## The records
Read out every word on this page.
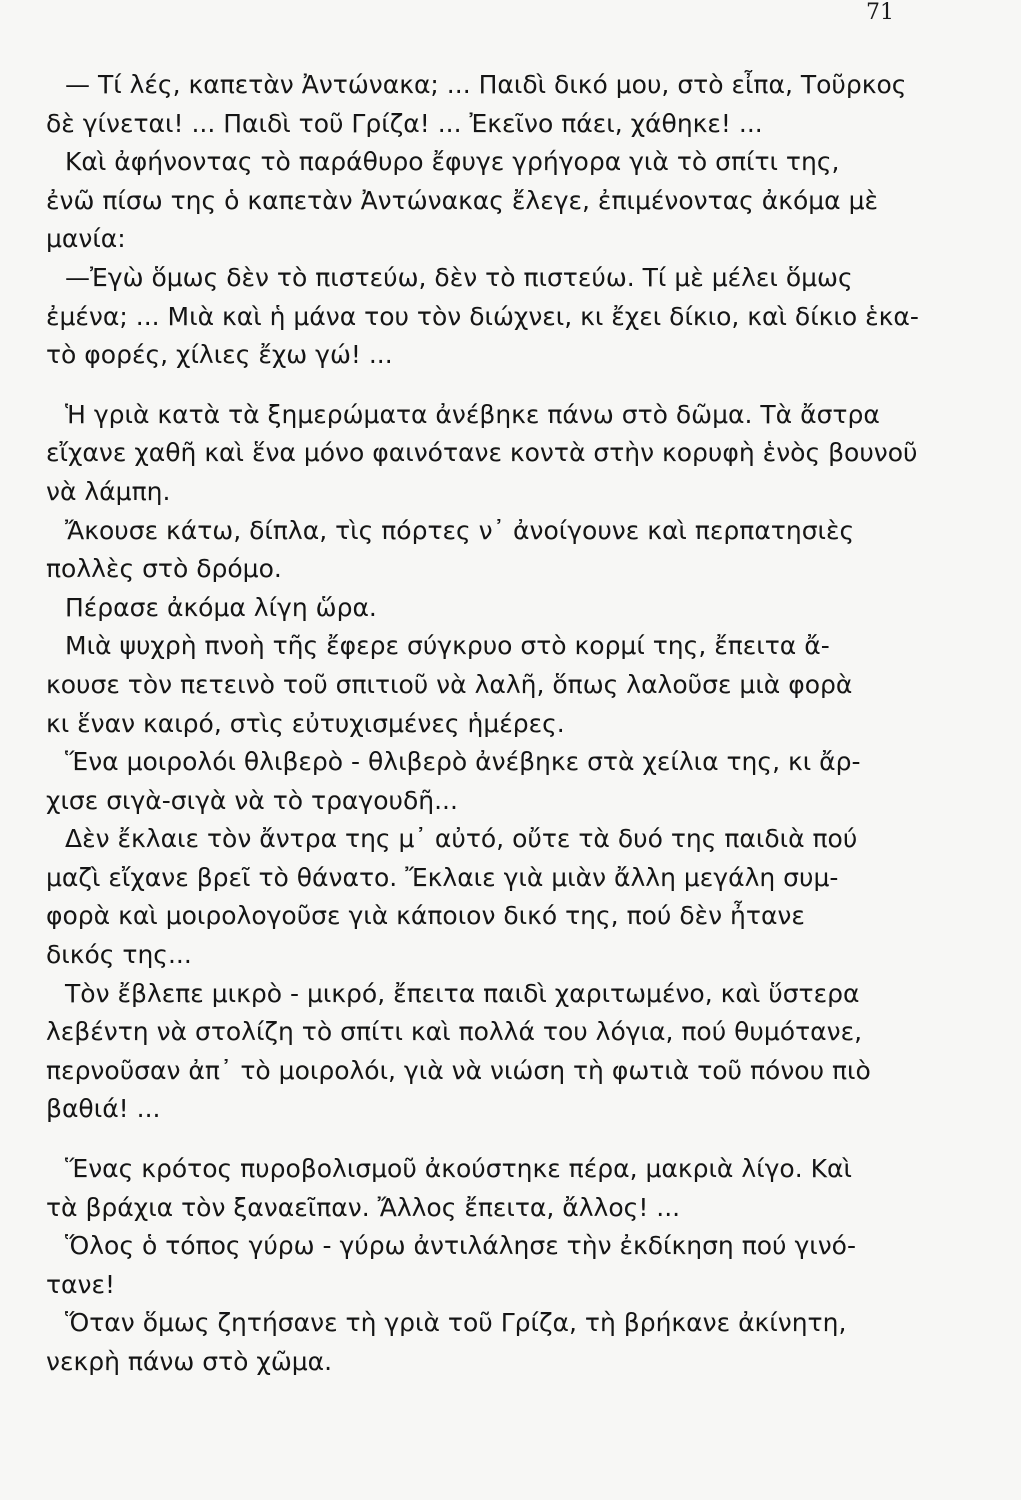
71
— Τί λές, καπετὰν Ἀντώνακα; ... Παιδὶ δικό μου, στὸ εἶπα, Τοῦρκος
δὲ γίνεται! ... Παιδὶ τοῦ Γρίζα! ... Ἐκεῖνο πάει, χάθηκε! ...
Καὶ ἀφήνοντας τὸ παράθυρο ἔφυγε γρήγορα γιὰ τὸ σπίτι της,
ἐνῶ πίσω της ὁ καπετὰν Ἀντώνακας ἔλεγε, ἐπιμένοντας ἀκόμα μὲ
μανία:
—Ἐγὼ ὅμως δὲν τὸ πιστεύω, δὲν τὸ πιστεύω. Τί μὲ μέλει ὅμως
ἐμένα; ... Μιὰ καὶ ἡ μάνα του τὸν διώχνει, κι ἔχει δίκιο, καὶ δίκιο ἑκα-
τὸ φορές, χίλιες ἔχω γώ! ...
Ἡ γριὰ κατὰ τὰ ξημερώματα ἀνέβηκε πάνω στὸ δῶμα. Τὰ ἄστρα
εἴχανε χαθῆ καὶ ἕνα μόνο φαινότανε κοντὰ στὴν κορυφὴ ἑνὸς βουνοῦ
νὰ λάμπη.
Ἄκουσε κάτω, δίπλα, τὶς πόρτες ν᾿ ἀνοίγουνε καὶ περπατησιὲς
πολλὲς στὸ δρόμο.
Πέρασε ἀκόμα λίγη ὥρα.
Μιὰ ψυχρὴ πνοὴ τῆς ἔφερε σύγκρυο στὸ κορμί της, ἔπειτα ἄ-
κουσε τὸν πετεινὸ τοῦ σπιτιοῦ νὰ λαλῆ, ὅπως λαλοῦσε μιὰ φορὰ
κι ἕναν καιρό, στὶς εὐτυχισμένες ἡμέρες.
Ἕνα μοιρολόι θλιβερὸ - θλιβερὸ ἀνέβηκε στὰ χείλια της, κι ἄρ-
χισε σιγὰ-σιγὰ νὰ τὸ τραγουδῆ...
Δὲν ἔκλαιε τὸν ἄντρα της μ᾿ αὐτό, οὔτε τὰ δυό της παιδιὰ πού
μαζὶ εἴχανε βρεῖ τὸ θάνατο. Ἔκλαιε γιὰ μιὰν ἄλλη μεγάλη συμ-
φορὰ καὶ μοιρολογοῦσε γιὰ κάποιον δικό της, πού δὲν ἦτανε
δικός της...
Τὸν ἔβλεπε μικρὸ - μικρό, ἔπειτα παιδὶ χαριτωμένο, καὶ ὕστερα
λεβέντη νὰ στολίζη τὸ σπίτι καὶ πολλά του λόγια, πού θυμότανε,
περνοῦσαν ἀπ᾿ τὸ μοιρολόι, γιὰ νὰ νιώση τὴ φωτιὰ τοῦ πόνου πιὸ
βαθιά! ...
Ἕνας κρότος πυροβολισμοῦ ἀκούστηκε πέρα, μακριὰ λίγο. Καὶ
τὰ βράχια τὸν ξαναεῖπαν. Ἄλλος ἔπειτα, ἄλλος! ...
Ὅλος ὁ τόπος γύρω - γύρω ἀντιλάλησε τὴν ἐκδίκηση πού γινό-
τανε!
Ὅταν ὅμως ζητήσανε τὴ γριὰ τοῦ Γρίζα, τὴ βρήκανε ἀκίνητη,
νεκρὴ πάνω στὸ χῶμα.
---
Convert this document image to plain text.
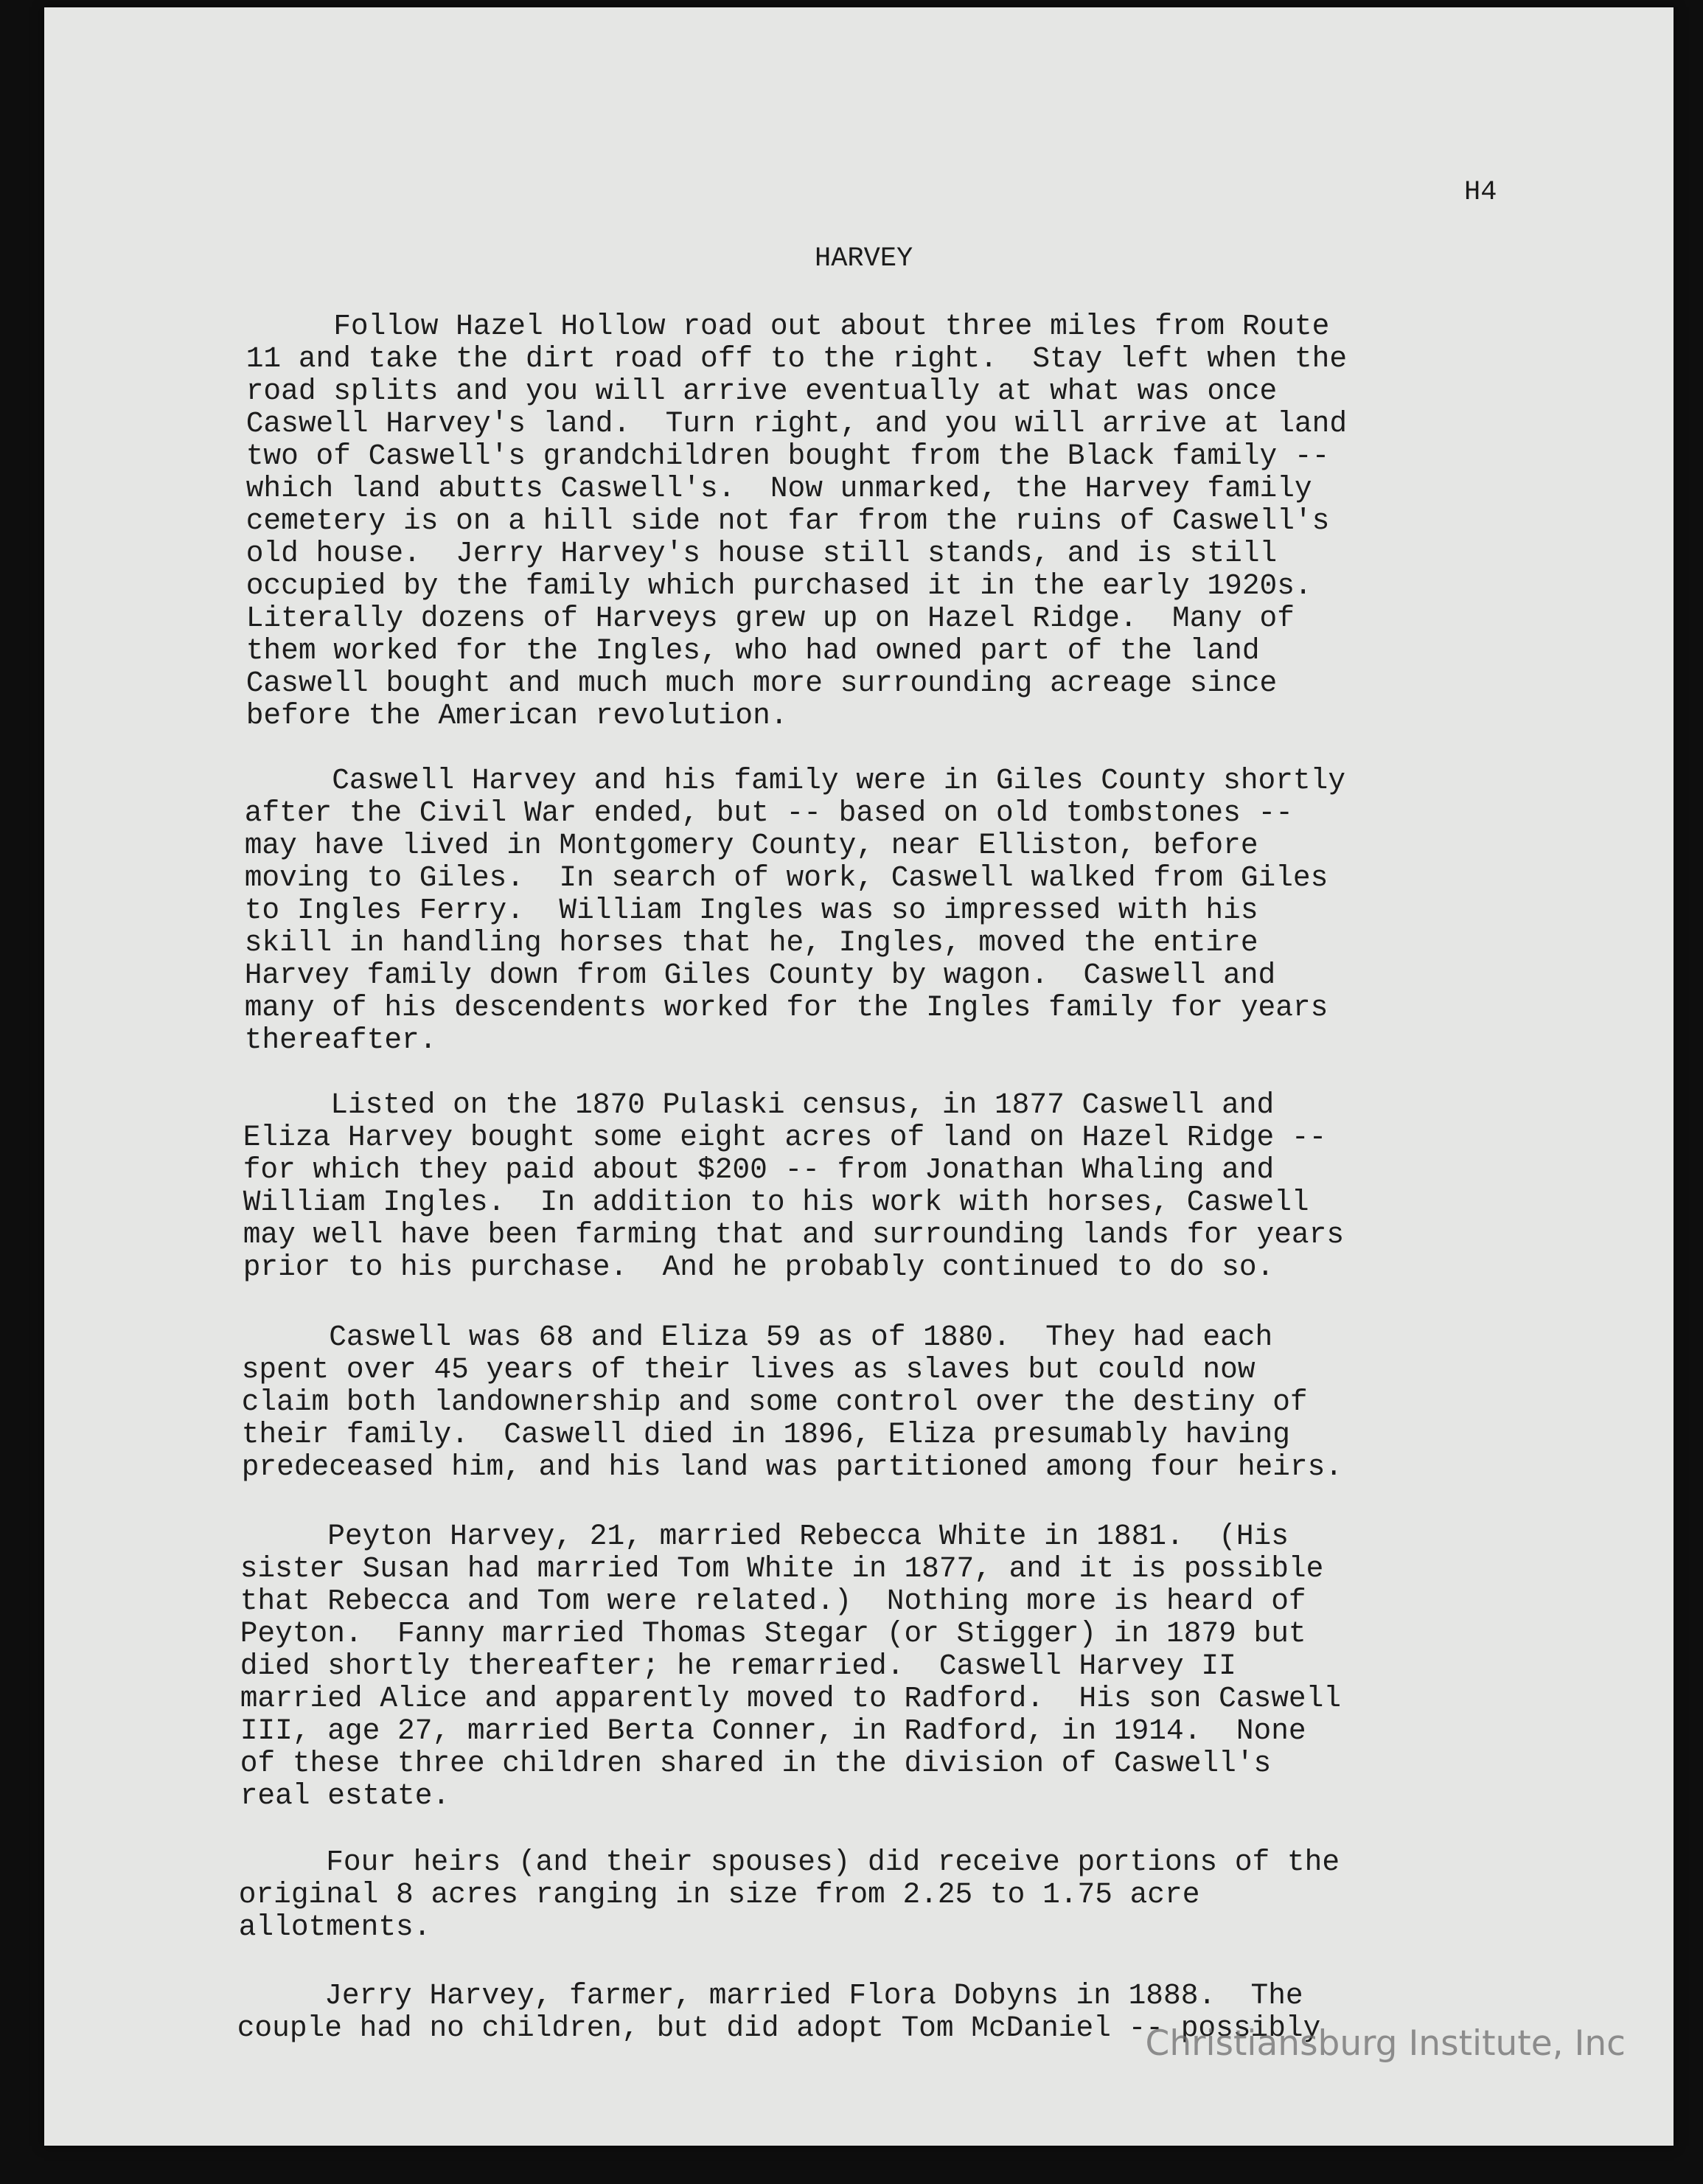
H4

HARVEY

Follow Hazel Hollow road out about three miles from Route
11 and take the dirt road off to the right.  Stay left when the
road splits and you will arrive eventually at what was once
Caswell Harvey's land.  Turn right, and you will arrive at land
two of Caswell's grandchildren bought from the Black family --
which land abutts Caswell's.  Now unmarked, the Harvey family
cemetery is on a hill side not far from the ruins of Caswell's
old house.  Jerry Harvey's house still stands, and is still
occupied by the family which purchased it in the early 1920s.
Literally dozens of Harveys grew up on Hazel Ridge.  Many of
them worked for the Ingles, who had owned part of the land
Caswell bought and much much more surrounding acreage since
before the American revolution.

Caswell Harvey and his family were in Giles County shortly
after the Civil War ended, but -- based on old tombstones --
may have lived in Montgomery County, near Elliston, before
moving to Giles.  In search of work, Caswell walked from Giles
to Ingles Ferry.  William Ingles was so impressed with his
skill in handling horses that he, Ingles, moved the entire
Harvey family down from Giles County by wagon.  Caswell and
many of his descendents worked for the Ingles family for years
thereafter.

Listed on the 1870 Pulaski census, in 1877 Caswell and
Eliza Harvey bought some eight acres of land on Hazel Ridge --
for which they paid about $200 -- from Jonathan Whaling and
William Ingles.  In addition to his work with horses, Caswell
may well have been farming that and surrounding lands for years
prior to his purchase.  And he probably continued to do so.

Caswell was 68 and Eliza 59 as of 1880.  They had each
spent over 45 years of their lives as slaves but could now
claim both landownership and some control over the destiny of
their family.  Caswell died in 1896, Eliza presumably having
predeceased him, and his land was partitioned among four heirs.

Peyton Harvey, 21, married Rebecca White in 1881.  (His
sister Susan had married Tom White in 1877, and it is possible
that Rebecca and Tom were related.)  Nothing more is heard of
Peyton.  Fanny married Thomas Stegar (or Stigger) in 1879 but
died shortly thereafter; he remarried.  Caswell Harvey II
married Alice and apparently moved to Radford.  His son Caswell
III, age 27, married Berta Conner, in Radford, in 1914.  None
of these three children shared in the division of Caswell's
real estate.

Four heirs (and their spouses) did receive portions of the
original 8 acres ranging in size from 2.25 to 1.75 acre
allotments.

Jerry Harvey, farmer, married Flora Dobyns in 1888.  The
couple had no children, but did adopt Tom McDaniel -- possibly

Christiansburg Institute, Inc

## The exercise
Gather every line containing the word "died" and copy it.

## Reply
their family.  Caswell died in 1896, Eliza presumably having
died shortly thereafter; he remarried.  Caswell Harvey II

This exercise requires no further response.